• WHAT TO WORK ON: Return the number of lines holding "symbol", with nothing added.

======== PROVIDED DATA ========

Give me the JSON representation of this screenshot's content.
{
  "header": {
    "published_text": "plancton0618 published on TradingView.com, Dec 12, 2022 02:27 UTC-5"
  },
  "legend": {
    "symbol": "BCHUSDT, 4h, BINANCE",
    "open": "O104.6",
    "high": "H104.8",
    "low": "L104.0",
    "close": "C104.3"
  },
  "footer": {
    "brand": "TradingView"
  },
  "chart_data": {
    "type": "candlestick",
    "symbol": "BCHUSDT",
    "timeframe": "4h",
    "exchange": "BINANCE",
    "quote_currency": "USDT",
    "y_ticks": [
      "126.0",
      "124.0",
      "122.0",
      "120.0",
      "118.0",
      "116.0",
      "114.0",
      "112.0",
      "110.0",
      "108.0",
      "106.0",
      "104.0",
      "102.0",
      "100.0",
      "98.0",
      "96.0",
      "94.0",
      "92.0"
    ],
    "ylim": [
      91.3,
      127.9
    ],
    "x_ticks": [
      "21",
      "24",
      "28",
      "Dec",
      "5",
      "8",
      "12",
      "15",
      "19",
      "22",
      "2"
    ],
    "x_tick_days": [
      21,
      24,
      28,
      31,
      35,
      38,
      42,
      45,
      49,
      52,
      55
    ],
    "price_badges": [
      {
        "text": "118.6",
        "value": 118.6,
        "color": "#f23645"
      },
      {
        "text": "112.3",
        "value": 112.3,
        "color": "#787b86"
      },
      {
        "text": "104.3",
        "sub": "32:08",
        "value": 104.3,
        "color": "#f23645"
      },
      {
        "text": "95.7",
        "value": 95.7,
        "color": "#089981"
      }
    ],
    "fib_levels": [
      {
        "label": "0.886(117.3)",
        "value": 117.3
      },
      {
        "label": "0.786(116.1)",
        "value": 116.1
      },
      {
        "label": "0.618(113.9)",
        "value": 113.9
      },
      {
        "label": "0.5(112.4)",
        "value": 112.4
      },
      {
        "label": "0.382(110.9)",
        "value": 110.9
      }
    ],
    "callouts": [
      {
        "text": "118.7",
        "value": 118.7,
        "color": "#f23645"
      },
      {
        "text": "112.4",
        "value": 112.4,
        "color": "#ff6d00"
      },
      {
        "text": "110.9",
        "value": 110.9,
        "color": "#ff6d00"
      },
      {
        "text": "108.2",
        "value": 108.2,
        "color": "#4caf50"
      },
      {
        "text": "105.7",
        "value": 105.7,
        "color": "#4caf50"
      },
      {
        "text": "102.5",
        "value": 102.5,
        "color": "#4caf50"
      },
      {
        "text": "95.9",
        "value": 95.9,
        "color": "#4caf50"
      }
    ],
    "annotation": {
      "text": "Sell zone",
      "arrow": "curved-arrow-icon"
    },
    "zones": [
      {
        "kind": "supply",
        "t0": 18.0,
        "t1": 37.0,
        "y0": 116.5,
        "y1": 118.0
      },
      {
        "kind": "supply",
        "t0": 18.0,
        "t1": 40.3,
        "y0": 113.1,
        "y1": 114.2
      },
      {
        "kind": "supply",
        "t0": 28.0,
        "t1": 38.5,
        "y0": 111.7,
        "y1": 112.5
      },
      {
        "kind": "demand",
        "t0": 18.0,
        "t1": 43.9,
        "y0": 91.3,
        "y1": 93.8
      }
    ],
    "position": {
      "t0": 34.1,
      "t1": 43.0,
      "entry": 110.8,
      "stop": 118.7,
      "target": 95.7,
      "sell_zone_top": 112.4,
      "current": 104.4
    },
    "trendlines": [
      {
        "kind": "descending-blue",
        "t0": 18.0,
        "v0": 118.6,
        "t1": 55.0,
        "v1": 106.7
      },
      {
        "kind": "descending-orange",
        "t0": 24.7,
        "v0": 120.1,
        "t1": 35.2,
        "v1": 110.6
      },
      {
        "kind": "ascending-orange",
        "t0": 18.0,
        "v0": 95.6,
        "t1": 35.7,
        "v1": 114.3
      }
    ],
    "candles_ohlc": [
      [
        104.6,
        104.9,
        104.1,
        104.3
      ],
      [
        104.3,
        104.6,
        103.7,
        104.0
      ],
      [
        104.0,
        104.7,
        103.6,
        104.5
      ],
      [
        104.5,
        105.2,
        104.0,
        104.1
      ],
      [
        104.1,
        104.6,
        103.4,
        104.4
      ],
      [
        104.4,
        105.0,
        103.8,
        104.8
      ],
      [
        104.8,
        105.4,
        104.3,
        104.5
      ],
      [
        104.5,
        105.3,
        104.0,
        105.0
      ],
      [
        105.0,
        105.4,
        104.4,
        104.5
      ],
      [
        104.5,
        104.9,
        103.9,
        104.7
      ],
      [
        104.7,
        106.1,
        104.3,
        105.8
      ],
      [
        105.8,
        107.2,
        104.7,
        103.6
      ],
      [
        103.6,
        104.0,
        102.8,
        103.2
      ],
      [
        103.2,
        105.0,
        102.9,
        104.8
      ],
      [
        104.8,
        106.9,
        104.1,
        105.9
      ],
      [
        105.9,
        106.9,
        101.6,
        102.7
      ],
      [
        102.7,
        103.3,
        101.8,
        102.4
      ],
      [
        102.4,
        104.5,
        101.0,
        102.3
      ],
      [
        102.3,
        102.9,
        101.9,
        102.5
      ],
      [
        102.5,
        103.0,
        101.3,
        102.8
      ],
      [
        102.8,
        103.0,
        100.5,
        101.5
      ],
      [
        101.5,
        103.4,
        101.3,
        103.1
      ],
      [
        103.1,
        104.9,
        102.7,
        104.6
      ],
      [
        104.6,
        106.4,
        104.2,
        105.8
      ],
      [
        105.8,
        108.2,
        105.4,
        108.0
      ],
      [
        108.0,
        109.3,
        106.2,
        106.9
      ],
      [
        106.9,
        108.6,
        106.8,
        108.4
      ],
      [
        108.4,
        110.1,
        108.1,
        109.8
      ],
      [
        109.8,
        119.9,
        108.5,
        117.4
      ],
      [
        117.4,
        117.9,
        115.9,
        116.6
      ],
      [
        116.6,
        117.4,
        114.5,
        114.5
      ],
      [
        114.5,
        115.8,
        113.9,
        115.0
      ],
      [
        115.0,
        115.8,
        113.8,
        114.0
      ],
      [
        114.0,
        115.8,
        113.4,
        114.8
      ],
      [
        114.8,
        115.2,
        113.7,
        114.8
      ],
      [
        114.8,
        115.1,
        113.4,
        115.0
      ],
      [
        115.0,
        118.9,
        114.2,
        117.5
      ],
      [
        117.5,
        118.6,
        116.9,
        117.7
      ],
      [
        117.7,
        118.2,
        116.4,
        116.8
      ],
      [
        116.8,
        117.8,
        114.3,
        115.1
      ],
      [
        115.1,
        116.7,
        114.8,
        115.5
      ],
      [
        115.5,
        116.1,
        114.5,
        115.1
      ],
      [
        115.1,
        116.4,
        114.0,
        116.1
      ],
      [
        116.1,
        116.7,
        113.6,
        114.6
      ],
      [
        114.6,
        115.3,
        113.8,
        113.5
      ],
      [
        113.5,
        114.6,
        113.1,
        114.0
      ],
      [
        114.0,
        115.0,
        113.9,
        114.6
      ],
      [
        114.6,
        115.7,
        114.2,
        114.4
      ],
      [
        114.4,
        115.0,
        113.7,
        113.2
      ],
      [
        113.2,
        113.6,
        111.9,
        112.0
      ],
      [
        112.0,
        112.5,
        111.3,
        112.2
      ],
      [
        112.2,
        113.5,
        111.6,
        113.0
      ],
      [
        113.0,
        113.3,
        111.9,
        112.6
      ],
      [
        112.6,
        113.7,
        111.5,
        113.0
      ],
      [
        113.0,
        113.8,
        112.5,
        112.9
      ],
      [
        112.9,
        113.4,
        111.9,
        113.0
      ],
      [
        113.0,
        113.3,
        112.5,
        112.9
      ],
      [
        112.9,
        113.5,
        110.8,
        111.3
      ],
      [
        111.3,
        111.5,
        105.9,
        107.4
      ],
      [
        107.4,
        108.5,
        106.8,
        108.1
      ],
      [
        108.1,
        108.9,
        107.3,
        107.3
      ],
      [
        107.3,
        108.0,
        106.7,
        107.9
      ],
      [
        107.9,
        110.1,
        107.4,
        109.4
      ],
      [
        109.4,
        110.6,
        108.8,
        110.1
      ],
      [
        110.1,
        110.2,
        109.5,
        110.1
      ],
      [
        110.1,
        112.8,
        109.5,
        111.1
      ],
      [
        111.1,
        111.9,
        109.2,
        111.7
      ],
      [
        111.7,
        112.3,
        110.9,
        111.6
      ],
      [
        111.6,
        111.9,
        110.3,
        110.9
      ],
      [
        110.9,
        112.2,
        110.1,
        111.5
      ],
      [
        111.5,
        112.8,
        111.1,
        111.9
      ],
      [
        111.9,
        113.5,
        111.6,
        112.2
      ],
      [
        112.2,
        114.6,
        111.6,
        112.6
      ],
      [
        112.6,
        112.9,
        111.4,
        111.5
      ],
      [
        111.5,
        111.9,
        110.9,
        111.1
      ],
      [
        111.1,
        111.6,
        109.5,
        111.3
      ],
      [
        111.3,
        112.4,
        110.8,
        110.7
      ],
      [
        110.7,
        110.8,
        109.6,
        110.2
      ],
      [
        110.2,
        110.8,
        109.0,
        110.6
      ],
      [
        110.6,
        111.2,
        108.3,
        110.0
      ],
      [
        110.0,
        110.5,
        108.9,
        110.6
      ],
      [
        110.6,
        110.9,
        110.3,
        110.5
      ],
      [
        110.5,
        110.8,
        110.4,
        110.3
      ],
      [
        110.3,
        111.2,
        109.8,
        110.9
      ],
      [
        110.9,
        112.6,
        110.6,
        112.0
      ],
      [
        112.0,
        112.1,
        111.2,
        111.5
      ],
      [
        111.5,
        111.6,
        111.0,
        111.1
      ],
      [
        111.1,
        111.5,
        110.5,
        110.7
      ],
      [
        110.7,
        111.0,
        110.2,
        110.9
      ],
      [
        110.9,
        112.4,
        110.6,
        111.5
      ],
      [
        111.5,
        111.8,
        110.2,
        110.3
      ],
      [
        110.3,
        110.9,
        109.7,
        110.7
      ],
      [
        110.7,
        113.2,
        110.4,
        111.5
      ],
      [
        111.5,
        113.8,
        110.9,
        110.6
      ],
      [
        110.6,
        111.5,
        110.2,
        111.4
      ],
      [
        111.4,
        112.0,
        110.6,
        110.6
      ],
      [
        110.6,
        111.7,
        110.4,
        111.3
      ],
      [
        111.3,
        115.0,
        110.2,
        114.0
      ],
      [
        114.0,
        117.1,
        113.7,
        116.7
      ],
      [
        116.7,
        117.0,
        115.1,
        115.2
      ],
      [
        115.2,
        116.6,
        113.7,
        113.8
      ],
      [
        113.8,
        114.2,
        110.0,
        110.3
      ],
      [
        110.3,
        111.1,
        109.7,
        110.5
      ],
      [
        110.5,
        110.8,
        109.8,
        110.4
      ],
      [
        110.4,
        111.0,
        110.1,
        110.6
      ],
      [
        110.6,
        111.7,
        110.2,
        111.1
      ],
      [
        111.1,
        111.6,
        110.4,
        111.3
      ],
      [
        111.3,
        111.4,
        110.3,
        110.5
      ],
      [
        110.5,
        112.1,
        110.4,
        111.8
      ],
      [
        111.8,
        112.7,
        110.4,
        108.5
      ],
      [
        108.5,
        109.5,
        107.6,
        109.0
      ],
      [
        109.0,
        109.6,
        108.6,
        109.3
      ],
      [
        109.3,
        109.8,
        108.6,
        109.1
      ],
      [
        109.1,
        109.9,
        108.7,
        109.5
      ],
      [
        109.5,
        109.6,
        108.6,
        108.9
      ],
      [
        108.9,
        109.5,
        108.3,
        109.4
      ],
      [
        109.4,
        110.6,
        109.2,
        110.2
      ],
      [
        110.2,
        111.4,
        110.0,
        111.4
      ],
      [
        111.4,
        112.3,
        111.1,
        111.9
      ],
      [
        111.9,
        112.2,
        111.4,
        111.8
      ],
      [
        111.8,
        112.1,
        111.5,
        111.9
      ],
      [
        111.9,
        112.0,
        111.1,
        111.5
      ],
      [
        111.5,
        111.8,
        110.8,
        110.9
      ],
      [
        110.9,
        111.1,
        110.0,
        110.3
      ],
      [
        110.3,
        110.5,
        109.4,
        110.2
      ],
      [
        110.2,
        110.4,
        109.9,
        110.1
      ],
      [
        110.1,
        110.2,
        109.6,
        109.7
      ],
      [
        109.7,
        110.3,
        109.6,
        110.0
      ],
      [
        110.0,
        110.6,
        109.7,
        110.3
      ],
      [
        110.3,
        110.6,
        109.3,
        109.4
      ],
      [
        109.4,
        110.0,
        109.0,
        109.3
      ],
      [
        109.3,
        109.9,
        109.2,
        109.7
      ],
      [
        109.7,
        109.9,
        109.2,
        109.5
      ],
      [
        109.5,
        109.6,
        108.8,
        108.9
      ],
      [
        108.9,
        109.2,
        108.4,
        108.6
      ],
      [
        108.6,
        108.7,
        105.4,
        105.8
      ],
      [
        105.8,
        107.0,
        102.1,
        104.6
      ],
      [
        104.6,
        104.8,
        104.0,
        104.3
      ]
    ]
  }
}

========

• CORRECT OUTPUT: 2